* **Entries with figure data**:

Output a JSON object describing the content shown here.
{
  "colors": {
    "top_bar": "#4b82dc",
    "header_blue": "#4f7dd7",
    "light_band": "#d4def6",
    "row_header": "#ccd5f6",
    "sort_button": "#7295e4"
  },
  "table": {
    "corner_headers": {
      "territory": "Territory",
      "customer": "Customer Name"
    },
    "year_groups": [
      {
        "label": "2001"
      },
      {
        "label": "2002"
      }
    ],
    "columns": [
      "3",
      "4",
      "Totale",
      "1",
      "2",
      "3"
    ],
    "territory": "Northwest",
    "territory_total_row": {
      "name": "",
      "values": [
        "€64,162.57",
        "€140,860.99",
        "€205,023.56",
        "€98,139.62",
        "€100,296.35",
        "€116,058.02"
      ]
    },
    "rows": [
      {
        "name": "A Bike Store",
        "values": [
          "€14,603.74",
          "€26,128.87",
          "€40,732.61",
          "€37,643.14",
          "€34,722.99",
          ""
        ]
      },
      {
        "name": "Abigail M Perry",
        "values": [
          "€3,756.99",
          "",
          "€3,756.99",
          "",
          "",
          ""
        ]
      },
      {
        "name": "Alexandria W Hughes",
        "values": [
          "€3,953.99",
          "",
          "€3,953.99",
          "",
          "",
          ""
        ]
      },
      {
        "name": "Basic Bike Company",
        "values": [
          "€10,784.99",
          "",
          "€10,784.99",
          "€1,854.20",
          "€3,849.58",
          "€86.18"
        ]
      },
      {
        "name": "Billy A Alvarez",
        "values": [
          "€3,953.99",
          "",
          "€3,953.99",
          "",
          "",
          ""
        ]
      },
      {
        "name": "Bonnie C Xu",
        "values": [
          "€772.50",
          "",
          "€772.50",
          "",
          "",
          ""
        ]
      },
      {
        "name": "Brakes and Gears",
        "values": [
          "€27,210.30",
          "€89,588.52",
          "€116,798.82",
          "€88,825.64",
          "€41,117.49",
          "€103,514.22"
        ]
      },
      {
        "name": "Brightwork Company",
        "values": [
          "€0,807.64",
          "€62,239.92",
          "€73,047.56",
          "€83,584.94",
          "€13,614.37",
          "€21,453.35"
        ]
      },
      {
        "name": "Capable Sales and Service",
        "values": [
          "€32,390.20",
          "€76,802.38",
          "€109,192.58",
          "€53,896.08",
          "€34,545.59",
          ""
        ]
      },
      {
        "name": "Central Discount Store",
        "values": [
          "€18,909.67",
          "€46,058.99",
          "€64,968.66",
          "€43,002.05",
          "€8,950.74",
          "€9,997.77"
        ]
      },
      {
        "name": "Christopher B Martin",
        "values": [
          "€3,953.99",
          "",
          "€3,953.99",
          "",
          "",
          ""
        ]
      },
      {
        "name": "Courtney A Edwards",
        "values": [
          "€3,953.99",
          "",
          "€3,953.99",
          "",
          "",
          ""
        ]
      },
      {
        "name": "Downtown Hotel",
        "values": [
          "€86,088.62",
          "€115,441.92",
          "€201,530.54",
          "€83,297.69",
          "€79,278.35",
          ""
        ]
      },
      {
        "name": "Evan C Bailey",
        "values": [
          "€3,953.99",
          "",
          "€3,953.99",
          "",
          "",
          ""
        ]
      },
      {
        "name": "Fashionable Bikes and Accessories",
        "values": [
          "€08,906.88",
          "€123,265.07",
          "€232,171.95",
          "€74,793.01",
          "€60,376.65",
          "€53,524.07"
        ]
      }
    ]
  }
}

* **Aim of the task**: Retype the records in full. Keep every line identical to the original.

* **Task solution**:
Output a JSON object describing the content shown here.
{
  "colors": {
    "top_bar": "#4b82dc",
    "header_blue": "#4f7dd7",
    "light_band": "#d4def6",
    "row_header": "#ccd5f6",
    "sort_button": "#7295e4"
  },
  "table": {
    "corner_headers": {
      "territory": "Territory",
      "customer": "Customer Name"
    },
    "year_groups": [
      {
        "label": "2001"
      },
      {
        "label": "2002"
      }
    ],
    "columns": [
      "3",
      "4",
      "Totale",
      "1",
      "2",
      "3"
    ],
    "territory": "Northwest",
    "territory_total_row": {
      "name": "",
      "values": [
        "€64,162.57",
        "€140,860.99",
        "€205,023.56",
        "€98,139.62",
        "€100,296.35",
        "€116,058.02"
      ]
    },
    "rows": [
      {
        "name": "A Bike Store",
        "values": [
          "€14,603.74",
          "€26,128.87",
          "€40,732.61",
          "€37,643.14",
          "€34,722.99",
          ""
        ]
      },
      {
        "name": "Abigail M Perry",
        "values": [
          "€3,756.99",
          "",
          "€3,756.99",
          "",
          "",
          ""
        ]
      },
      {
        "name": "Alexandria W Hughes",
        "values": [
          "€3,953.99",
          "",
          "€3,953.99",
          "",
          "",
          ""
        ]
      },
      {
        "name": "Basic Bike Company",
        "values": [
          "€10,784.99",
          "",
          "€10,784.99",
          "€1,854.20",
          "€3,849.58",
          "€86.18"
        ]
      },
      {
        "name": "Billy A Alvarez",
        "values": [
          "€3,953.99",
          "",
          "€3,953.99",
          "",
          "",
          ""
        ]
      },
      {
        "name": "Bonnie C Xu",
        "values": [
          "€772.50",
          "",
          "€772.50",
          "",
          "",
          ""
        ]
      },
      {
        "name": "Brakes and Gears",
        "values": [
          "€27,210.30",
          "€89,588.52",
          "€116,798.82",
          "€88,825.64",
          "€41,117.49",
          "€103,514.22"
        ]
      },
      {
        "name": "Brightwork Company",
        "values": [
          "€0,807.64",
          "€62,239.92",
          "€73,047.56",
          "€83,584.94",
          "€13,614.37",
          "€21,453.35"
        ]
      },
      {
        "name": "Capable Sales and Service",
        "values": [
          "€32,390.20",
          "€76,802.38",
          "€109,192.58",
          "€53,896.08",
          "€34,545.59",
          ""
        ]
      },
      {
        "name": "Central Discount Store",
        "values": [
          "€18,909.67",
          "€46,058.99",
          "€64,968.66",
          "€43,002.05",
          "€8,950.74",
          "€9,997.77"
        ]
      },
      {
        "name": "Christopher B Martin",
        "values": [
          "€3,953.99",
          "",
          "€3,953.99",
          "",
          "",
          ""
        ]
      },
      {
        "name": "Courtney A Edwards",
        "values": [
          "€3,953.99",
          "",
          "€3,953.99",
          "",
          "",
          ""
        ]
      },
      {
        "name": "Downtown Hotel",
        "values": [
          "€86,088.62",
          "€115,441.92",
          "€201,530.54",
          "€83,297.69",
          "€79,278.35",
          ""
        ]
      },
      {
        "name": "Evan C Bailey",
        "values": [
          "€3,953.99",
          "",
          "€3,953.99",
          "",
          "",
          ""
        ]
      },
      {
        "name": "Fashionable Bikes and Accessories",
        "values": [
          "€08,906.88",
          "€123,265.07",
          "€232,171.95",
          "€74,793.01",
          "€60,376.65",
          "€53,524.07"
        ]
      }
    ]
  }
}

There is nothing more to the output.